## PROBLEM TO SOLVE
Return each line that holds the word "görevlendirilmesine".

## Stored items
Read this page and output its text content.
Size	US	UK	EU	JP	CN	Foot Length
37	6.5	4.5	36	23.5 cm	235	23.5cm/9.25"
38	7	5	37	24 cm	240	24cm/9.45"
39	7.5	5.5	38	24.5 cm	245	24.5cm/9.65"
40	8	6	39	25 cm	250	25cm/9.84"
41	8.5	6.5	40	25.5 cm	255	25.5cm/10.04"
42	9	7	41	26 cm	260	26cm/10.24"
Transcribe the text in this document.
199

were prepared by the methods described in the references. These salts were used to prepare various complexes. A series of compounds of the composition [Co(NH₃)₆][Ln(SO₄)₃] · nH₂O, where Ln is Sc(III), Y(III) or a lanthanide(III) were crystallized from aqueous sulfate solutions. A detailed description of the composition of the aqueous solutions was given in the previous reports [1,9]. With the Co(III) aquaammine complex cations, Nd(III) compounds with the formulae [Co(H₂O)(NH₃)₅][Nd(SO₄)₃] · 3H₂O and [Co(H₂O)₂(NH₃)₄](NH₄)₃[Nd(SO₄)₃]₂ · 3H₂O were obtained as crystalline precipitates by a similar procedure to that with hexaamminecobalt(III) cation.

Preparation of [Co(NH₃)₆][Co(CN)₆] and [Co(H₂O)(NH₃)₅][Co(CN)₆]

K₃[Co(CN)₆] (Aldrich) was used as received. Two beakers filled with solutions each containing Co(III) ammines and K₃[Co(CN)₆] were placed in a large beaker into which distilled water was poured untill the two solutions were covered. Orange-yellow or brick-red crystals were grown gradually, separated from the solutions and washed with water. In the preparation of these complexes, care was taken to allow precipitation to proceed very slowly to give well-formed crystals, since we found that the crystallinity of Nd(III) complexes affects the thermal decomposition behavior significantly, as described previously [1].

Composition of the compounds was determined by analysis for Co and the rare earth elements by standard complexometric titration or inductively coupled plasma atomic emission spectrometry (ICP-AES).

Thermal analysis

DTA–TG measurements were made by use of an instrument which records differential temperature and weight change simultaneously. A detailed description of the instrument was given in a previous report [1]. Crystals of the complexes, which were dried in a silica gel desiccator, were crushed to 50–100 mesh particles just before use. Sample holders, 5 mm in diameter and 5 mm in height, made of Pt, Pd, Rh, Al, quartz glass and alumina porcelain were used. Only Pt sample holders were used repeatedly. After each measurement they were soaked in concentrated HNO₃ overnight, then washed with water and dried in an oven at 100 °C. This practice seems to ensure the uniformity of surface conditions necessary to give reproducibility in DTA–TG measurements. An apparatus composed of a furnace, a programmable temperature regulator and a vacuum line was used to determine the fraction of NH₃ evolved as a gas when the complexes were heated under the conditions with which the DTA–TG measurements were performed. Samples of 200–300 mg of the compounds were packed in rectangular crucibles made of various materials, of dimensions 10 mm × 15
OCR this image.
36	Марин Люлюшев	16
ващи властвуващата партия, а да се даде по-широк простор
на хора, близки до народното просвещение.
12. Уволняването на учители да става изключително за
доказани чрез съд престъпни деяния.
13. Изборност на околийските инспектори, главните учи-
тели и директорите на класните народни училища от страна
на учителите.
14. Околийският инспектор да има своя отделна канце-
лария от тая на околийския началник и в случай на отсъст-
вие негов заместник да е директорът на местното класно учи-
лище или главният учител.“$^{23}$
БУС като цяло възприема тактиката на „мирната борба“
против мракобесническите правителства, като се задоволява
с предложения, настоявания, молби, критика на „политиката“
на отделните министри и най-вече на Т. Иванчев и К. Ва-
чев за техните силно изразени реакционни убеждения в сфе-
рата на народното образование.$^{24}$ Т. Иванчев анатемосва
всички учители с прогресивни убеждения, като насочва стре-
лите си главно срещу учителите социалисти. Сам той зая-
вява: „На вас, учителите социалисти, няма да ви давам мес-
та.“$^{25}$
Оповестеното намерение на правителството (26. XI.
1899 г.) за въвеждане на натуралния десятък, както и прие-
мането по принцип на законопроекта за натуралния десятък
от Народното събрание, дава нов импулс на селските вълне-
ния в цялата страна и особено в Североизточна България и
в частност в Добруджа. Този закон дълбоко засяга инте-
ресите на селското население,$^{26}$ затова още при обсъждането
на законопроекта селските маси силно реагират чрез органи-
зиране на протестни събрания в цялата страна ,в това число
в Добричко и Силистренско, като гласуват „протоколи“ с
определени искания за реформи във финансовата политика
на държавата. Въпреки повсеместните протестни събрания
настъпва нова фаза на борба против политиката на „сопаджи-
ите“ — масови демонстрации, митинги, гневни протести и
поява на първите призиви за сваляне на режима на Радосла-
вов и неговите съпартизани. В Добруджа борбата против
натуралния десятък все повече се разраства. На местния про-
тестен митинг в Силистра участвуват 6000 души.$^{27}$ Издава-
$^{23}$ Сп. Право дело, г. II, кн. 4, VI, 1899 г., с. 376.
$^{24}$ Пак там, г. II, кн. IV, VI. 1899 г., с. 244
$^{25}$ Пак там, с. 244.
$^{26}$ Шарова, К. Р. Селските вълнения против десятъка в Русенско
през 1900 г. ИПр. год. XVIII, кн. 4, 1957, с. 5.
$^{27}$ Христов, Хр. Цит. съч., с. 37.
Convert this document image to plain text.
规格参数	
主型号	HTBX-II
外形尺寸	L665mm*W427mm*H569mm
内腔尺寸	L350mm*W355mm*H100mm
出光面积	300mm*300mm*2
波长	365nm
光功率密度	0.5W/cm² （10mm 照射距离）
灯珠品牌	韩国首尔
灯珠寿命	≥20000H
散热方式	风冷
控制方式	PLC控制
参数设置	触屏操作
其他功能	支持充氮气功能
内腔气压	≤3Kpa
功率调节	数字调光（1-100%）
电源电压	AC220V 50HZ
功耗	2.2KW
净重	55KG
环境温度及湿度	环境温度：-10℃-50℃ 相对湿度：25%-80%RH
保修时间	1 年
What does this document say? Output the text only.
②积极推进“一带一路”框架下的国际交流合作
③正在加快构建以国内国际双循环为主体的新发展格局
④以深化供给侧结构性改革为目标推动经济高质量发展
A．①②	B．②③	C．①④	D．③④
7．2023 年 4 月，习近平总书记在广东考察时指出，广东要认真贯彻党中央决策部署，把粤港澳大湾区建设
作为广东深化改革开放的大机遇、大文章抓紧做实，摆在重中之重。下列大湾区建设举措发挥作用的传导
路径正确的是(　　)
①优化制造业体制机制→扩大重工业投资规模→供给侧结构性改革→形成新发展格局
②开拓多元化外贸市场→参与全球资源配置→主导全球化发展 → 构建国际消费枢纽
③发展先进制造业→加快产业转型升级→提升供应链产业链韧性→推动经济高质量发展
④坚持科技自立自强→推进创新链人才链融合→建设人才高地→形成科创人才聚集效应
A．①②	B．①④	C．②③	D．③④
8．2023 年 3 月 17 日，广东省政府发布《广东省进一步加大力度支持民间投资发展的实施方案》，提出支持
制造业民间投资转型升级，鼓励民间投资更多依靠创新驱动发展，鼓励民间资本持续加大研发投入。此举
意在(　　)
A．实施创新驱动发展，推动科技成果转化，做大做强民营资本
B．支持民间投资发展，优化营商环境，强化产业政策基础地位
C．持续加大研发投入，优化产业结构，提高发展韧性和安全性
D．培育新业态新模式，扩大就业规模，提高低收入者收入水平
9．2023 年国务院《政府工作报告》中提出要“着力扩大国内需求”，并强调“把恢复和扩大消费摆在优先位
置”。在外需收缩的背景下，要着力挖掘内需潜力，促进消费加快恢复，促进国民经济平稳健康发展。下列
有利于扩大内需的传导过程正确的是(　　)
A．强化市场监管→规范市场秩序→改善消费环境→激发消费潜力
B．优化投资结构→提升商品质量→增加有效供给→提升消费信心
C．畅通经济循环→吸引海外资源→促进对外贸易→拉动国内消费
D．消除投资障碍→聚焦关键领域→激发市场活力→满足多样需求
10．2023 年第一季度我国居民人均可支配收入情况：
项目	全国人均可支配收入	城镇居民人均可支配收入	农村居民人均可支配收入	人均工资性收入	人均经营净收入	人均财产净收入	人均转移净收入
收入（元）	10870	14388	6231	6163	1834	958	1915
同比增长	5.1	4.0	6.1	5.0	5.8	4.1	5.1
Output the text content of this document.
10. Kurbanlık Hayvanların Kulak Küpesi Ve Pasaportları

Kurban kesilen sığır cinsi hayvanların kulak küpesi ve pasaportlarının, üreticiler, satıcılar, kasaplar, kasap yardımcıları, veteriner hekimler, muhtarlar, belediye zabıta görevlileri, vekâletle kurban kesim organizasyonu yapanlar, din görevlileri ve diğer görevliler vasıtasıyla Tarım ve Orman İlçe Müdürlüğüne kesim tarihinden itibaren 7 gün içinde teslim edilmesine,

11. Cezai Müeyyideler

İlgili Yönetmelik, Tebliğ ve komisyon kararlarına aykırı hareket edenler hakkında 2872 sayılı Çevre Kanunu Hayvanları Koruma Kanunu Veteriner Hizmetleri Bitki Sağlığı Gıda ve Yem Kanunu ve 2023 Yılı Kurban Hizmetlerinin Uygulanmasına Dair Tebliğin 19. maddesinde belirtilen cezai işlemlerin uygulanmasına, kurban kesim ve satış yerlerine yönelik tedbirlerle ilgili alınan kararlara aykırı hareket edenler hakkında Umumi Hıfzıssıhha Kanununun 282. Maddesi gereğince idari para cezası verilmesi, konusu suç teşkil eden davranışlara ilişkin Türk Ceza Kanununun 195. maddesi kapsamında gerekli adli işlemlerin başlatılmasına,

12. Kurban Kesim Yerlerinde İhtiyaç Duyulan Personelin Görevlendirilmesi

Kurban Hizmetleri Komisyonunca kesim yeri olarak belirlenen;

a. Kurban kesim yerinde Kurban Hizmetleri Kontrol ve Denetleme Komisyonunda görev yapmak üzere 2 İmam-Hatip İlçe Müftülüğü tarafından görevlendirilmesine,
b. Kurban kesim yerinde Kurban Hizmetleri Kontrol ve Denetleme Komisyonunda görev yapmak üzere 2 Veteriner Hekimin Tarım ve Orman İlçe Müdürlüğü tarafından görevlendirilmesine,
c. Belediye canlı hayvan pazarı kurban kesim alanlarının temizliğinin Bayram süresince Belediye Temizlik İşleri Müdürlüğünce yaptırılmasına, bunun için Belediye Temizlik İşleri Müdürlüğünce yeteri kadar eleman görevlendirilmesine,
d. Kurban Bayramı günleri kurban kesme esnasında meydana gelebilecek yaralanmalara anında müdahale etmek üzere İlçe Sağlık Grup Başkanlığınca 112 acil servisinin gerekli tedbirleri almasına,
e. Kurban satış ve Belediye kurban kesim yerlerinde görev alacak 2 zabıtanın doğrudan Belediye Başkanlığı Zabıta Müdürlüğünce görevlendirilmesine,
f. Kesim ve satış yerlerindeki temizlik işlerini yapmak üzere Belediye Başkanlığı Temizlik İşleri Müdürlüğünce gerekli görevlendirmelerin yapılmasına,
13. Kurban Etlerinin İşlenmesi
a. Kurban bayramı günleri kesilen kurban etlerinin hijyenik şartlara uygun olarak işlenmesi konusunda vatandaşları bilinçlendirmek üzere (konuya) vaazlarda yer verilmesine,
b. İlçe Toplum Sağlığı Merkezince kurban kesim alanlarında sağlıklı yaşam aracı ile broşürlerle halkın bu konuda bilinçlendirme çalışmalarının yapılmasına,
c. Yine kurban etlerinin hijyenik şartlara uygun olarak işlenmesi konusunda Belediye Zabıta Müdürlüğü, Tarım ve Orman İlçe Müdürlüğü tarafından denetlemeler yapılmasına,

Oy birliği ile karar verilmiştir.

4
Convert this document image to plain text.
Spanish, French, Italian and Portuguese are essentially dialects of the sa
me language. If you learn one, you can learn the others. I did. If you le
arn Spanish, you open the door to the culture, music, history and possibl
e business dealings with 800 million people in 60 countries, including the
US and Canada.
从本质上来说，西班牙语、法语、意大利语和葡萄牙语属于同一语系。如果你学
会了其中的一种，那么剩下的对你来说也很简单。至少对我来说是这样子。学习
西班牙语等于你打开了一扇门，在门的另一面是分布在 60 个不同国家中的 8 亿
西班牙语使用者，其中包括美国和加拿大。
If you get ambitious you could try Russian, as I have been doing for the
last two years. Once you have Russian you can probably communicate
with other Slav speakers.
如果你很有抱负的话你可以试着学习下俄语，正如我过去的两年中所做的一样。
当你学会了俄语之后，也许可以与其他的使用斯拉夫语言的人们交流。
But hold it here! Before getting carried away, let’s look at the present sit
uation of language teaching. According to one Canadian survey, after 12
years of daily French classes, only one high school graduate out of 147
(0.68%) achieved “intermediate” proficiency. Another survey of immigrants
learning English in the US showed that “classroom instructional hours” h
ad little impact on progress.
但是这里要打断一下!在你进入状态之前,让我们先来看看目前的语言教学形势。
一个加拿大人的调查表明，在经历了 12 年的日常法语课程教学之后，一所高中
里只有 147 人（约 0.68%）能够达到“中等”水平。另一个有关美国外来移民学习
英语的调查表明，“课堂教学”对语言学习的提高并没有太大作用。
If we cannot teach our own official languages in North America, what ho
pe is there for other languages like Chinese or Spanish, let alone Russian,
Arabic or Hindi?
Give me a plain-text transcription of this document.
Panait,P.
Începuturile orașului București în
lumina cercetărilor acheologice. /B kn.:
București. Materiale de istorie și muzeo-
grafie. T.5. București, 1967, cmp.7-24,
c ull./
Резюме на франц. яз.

## TASK RESPONSE
a. Kurban kesim yerinde Kurban Hizmetleri Kontrol ve Denetleme Komisyonunda görev yapmak üzere 2 İmam-Hatip İlçe Müftülüğü tarafından görevlendirilmesine,
b. Kurban kesim yerinde Kurban Hizmetleri Kontrol ve Denetleme Komisyonunda görev yapmak üzere 2 Veteriner Hekimin Tarım ve Orman İlçe Müdürlüğü tarafından görevlendirilmesine,
c. Belediye canlı hayvan pazarı kurban kesim alanlarının temizliğinin Bayram süresince Belediye Temizlik İşleri Müdürlüğünce yaptırılmasına, bunun için Belediye Temizlik İşleri Müdürlüğünce yeteri kadar eleman görevlendirilmesine,
e. Kurban satış ve Belediye kurban kesim yerlerinde görev alacak 2 zabıtanın doğrudan Belediye Başkanlığı Zabıta Müdürlüğünce görevlendirilmesine,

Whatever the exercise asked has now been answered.